Tally the lines of the listing that contain the string "this". Give the number and nothing else.

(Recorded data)
BEGIN

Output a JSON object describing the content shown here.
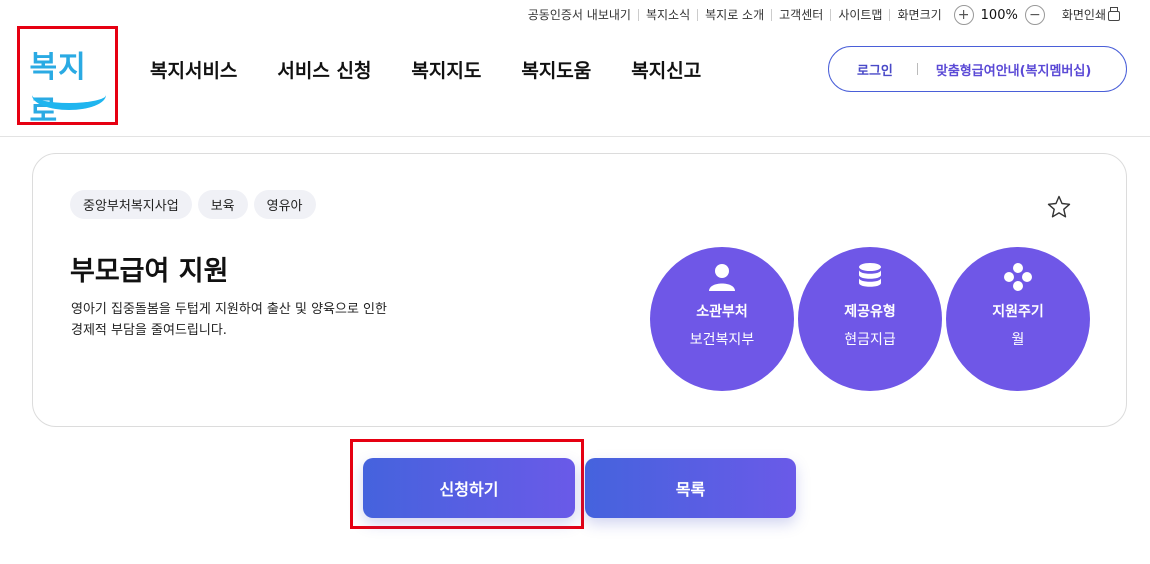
{
  "utility": {
    "items": [
      "공동인증서 내보내기",
      "복지소식",
      "복지로 소개",
      "고객센터",
      "사이트맵",
      "화면크기"
    ],
    "zoom_in": "+",
    "zoom_value": "100%",
    "zoom_out": "−",
    "print_label": "화면인쇄"
  },
  "logo": {
    "text": "복지로"
  },
  "nav": {
    "items": [
      "복지서비스",
      "서비스 신청",
      "복지지도",
      "복지도움",
      "복지신고"
    ]
  },
  "account": {
    "login": "로그인",
    "membership": "맞춤형급여안내(복지멤버십)"
  },
  "service": {
    "tags": [
      "중앙부처복지사업",
      "보육",
      "영유아"
    ],
    "title": "부모급여 지원",
    "description_line1": "영아기 집중돌봄을 두텁게 지원하여 출산 및 양육으로 인한",
    "description_line2": "경제적 부담을 줄여드립니다.",
    "info": [
      {
        "icon": "person-icon",
        "label": "소관부처",
        "value": "보건복지부"
      },
      {
        "icon": "database-icon",
        "label": "제공유형",
        "value": "현금지급"
      },
      {
        "icon": "cycle-icon",
        "label": "지원주기",
        "value": "월"
      }
    ]
  },
  "actions": {
    "apply": "신청하기",
    "list": "목록"
  },
  "colors": {
    "accent": "#6f57e7",
    "button_start": "#4563dd",
    "button_end": "#6a5ae8",
    "highlight": "#e60012",
    "logo": "#2aaae3"
  }
}
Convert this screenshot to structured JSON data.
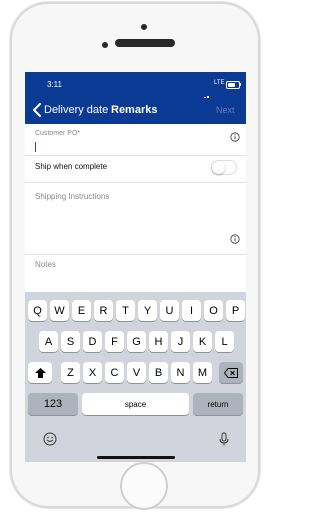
{
  "status_bar": {
    "time": "3:11",
    "network": "LTE"
  },
  "nav": {
    "back_label": "Delivery date",
    "title": "Remarks",
    "next_label": "Next"
  },
  "form": {
    "customer_po_label": "Customer PO*",
    "ship_when_complete_label": "Ship when complete",
    "shipping_instructions_label": "Shipping Instructions",
    "notes_label": "Notes"
  },
  "keyboard": {
    "row1": [
      "Q",
      "W",
      "E",
      "R",
      "T",
      "Y",
      "U",
      "I",
      "O",
      "P"
    ],
    "row2": [
      "A",
      "S",
      "D",
      "F",
      "G",
      "H",
      "J",
      "K",
      "L"
    ],
    "row3": [
      "Z",
      "X",
      "C",
      "V",
      "B",
      "N",
      "M"
    ],
    "numbers_key": "123",
    "space_key": "space",
    "return_key": "return"
  },
  "colors": {
    "nav_blue": "#0b3a95",
    "keyboard_bg": "#d1d4dc"
  }
}
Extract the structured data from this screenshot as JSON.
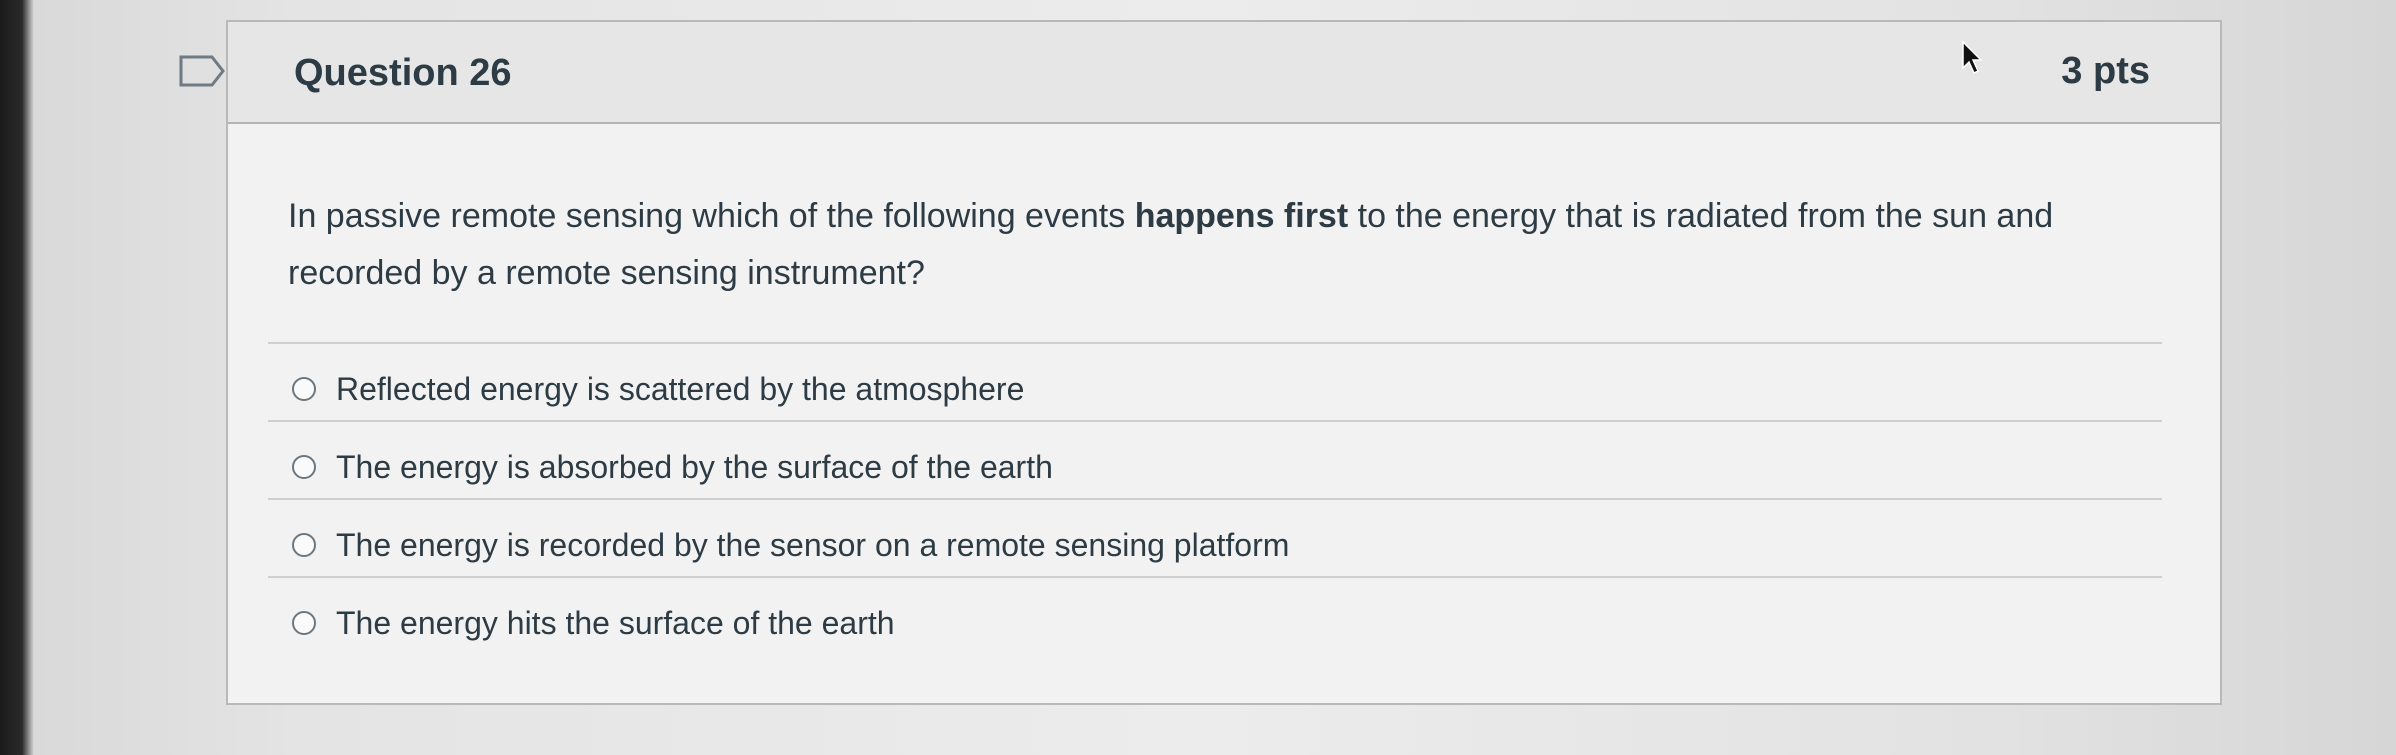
{
  "question": {
    "title": "Question 26",
    "points": "3 pts",
    "text_before": "In passive remote sensing which of the following events ",
    "text_bold": "happens first",
    "text_after": " to the energy that is radiated from the sun and recorded by a remote sensing instrument?"
  },
  "answers": [
    {
      "label": "Reflected energy is scattered by the atmosphere",
      "selected": false
    },
    {
      "label": "The energy is absorbed by the surface of the earth",
      "selected": false
    },
    {
      "label": "The energy is recorded by the sensor on a remote sensing platform",
      "selected": false
    },
    {
      "label": "The energy hits the surface of the earth",
      "selected": false
    }
  ],
  "icons": {
    "bookmark": "bookmark-flag-icon",
    "cursor": "mouse-cursor-icon"
  },
  "colors": {
    "text": "#2d3b45",
    "header_bg": "#e6e6e6",
    "card_bg": "#f2f2f2"
  }
}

END

## Output of the exercise:
2